What the task asks — Exclude the pictures; give every entry again exactly as written.

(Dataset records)
· · · ·

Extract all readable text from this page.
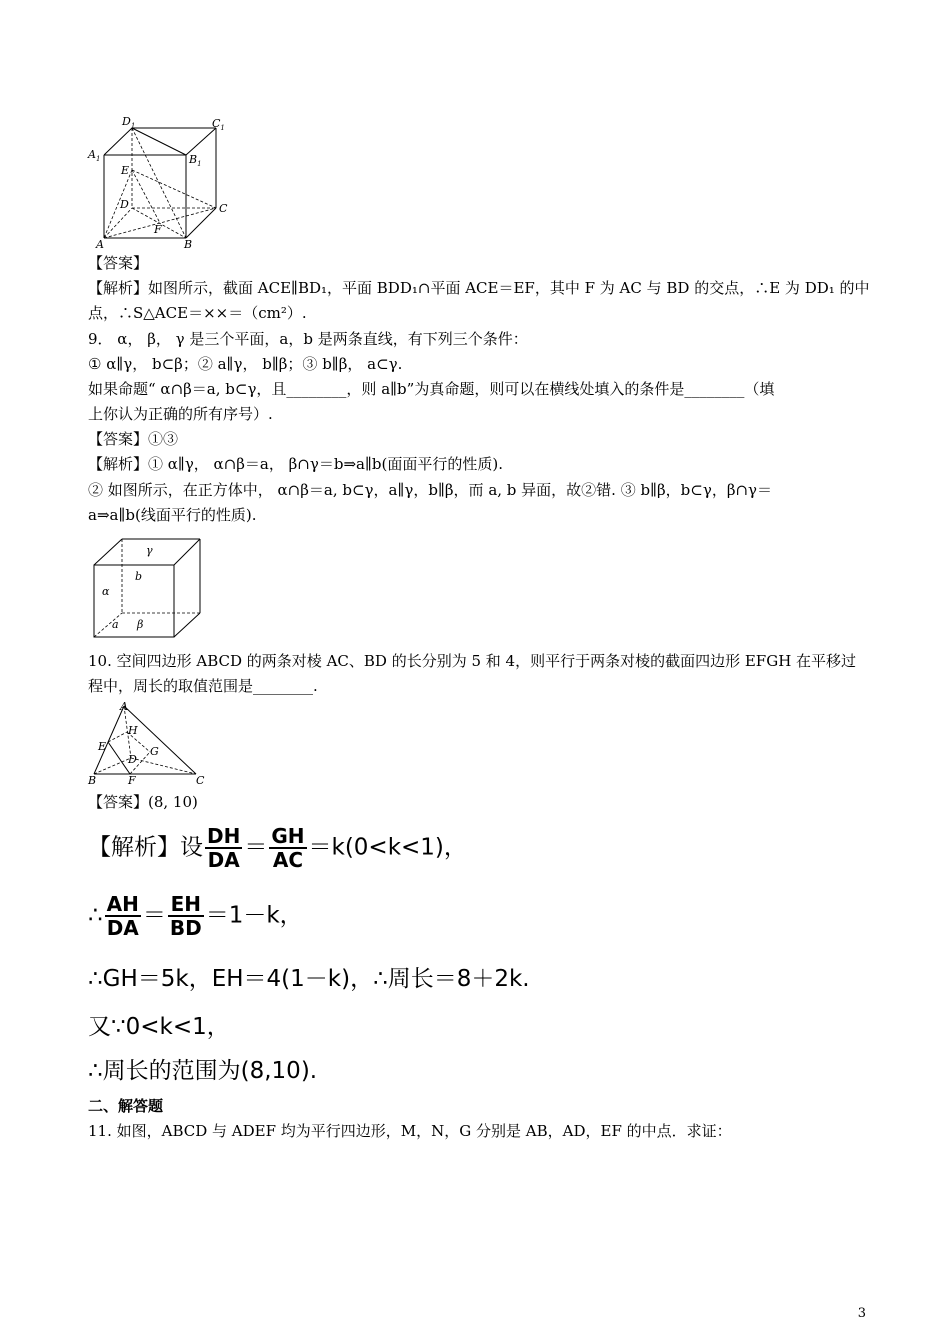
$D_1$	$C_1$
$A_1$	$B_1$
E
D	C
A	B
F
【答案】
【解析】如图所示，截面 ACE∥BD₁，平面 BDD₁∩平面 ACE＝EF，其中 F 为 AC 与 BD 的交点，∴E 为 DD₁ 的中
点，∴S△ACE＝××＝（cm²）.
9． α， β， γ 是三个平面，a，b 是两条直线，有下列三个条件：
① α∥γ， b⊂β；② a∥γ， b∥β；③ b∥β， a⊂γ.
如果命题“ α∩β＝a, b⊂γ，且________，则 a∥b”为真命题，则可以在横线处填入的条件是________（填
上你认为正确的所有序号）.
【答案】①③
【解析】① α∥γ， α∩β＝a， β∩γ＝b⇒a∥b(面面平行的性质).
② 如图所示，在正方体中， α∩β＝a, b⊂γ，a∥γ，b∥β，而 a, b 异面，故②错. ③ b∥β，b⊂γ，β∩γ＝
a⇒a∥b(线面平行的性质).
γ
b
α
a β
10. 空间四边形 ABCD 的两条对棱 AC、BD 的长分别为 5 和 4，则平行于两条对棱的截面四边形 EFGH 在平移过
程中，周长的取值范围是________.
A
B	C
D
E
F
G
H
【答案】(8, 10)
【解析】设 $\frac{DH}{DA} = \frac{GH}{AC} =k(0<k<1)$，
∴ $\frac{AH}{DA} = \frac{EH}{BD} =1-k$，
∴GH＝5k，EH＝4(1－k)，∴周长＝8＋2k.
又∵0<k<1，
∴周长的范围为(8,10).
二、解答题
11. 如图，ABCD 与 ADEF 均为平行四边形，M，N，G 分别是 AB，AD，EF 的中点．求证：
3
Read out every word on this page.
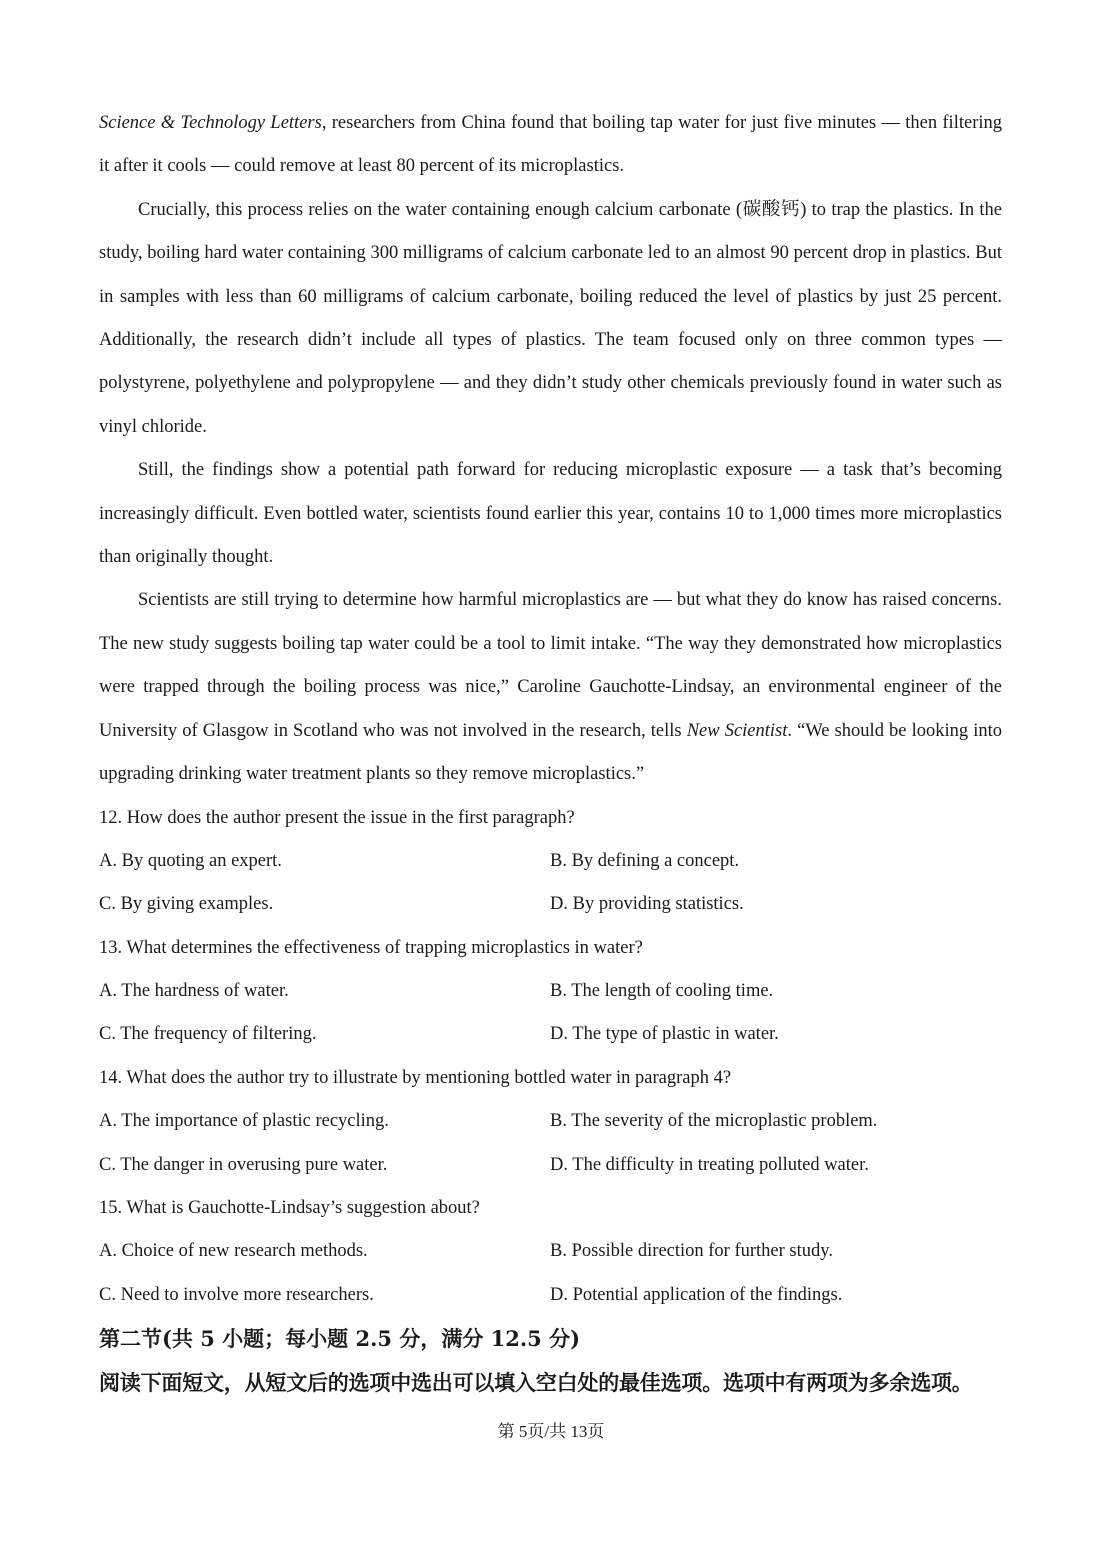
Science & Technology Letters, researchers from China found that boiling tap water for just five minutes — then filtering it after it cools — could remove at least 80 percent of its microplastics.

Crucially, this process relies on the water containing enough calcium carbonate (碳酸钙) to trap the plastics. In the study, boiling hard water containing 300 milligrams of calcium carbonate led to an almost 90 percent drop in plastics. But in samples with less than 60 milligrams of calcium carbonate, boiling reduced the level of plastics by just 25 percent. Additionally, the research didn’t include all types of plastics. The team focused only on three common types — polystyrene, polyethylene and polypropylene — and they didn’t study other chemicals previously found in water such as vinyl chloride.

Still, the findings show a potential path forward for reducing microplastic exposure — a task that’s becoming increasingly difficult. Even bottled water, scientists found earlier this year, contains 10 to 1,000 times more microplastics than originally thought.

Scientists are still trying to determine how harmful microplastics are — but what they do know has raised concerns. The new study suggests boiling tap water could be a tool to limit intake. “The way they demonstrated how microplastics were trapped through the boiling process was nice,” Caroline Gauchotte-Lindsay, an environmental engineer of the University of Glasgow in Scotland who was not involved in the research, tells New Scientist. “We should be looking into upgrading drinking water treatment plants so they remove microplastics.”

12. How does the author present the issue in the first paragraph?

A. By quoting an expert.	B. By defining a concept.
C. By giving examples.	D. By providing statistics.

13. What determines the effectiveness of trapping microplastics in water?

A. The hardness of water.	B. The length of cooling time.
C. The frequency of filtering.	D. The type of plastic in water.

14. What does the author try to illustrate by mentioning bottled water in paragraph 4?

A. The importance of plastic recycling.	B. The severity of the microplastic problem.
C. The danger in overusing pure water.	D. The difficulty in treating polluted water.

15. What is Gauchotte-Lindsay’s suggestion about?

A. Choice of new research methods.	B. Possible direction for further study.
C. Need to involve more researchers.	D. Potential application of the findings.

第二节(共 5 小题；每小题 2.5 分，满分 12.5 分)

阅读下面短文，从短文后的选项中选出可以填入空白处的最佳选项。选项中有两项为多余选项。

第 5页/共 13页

· · · ·

Solved problem —
Extract all readable text from this page.
$D_1$	$C_1$
$A_1$	$B_1$
E
D	C
A	B
F
【答案】
【解析】如图所示，截面 ACE∥BD₁，平面 BDD₁∩平面 ACE＝EF，其中 F 为 AC 与 BD 的交点，∴E 为 DD₁ 的中
点，∴S△ACE＝××＝（cm²）.
9． α， β， γ 是三个平面，a，b 是两条直线，有下列三个条件：
① α∥γ， b⊂β；② a∥γ， b∥β；③ b∥β， a⊂γ.
如果命题“ α∩β＝a, b⊂γ，且________，则 a∥b”为真命题，则可以在横线处填入的条件是________（填
上你认为正确的所有序号）.
【答案】①③
【解析】① α∥γ， α∩β＝a， β∩γ＝b⇒a∥b(面面平行的性质).
② 如图所示，在正方体中， α∩β＝a, b⊂γ，a∥γ，b∥β，而 a, b 异面，故②错. ③ b∥β，b⊂γ，β∩γ＝
a⇒a∥b(线面平行的性质).
γ
b
α
a β
10. 空间四边形 ABCD 的两条对棱 AC、BD 的长分别为 5 和 4，则平行于两条对棱的截面四边形 EFGH 在平移过
程中，周长的取值范围是________.
A
B	C
D
E
F
G
H
【答案】(8, 10)
【解析】设 $\frac{DH}{DA} = \frac{GH}{AC} =k(0<k<1)$，
∴ $\frac{AH}{DA} = \frac{EH}{BD} =1-k$，
∴GH＝5k，EH＝4(1－k)，∴周长＝8＋2k.
又∵0<k<1，
∴周长的范围为(8,10).
二、解答题
11. 如图，ABCD 与 ADEF 均为平行四边形，M，N，G 分别是 AB，AD，EF 的中点．求证：
3
Read out every word on this page.
Science & Technology Letters, researchers from China found that boiling tap water for just five minutes — then filtering it after it cools — could remove at least 80 percent of its microplastics.

Crucially, this process relies on the water containing enough calcium carbonate (碳酸钙) to trap the plastics. In the study, boiling hard water containing 300 milligrams of calcium carbonate led to an almost 90 percent drop in plastics. But in samples with less than 60 milligrams of calcium carbonate, boiling reduced the level of plastics by just 25 percent. Additionally, the research didn’t include all types of plastics. The team focused only on three common types — polystyrene, polyethylene and polypropylene — and they didn’t study other chemicals previously found in water such as vinyl chloride.

Still, the findings show a potential path forward for reducing microplastic exposure — a task that’s becoming increasingly difficult. Even bottled water, scientists found earlier this year, contains 10 to 1,000 times more microplastics than originally thought.

Scientists are still trying to determine how harmful microplastics are — but what they do know has raised concerns. The new study suggests boiling tap water could be a tool to limit intake. “The way they demonstrated how microplastics were trapped through the boiling process was nice,” Caroline Gauchotte-Lindsay, an environmental engineer of the University of Glasgow in Scotland who was not involved in the research, tells New Scientist. “We should be looking into upgrading drinking water treatment plants so they remove microplastics.”

12. How does the author present the issue in the first paragraph?

A. By quoting an expert.	B. By defining a concept.
C. By giving examples.	D. By providing statistics.

13. What determines the effectiveness of trapping microplastics in water?

A. The hardness of water.	B. The length of cooling time.
C. The frequency of filtering.	D. The type of plastic in water.

14. What does the author try to illustrate by mentioning bottled water in paragraph 4?

A. The importance of plastic recycling.	B. The severity of the microplastic problem.
C. The danger in overusing pure water.	D. The difficulty in treating polluted water.

15. What is Gauchotte-Lindsay’s suggestion about?

A. Choice of new research methods.	B. Possible direction for further study.
C. Need to involve more researchers.	D. Potential application of the findings.

第二节(共 5 小题；每小题 2.5 分，满分 12.5 分)

阅读下面短文，从短文后的选项中选出可以填入空白处的最佳选项。选项中有两项为多余选项。

第 5页/共 13页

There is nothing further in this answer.